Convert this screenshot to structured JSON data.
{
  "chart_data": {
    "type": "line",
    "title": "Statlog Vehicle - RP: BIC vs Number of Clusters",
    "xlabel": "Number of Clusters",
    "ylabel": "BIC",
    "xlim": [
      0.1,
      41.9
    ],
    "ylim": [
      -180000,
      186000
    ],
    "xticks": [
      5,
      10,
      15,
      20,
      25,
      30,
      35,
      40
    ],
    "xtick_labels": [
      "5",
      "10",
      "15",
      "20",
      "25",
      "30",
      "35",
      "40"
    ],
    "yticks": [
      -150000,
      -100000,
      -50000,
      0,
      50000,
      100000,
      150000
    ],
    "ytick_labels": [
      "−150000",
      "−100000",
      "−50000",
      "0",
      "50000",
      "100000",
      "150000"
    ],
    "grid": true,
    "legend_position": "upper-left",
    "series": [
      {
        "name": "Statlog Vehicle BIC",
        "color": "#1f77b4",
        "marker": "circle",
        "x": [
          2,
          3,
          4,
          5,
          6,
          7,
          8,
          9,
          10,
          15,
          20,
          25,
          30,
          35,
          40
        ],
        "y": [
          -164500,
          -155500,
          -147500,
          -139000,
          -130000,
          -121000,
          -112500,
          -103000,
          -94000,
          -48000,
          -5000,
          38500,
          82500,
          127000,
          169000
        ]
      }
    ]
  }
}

## Directions for this task:
Print every line of the records exactly. Omit nothing.

## Correct answer:
Convert this screenshot to structured JSON data.
{
  "chart_data": {
    "type": "line",
    "title": "Statlog Vehicle - RP: BIC vs Number of Clusters",
    "xlabel": "Number of Clusters",
    "ylabel": "BIC",
    "xlim": [
      0.1,
      41.9
    ],
    "ylim": [
      -180000,
      186000
    ],
    "xticks": [
      5,
      10,
      15,
      20,
      25,
      30,
      35,
      40
    ],
    "xtick_labels": [
      "5",
      "10",
      "15",
      "20",
      "25",
      "30",
      "35",
      "40"
    ],
    "yticks": [
      -150000,
      -100000,
      -50000,
      0,
      50000,
      100000,
      150000
    ],
    "ytick_labels": [
      "−150000",
      "−100000",
      "−50000",
      "0",
      "50000",
      "100000",
      "150000"
    ],
    "grid": true,
    "legend_position": "upper-left",
    "series": [
      {
        "name": "Statlog Vehicle BIC",
        "color": "#1f77b4",
        "marker": "circle",
        "x": [
          2,
          3,
          4,
          5,
          6,
          7,
          8,
          9,
          10,
          15,
          20,
          25,
          30,
          35,
          40
        ],
        "y": [
          -164500,
          -155500,
          -147500,
          -139000,
          -130000,
          -121000,
          -112500,
          -103000,
          -94000,
          -48000,
          -5000,
          38500,
          82500,
          127000,
          169000
        ]
      }
    ]
  }
}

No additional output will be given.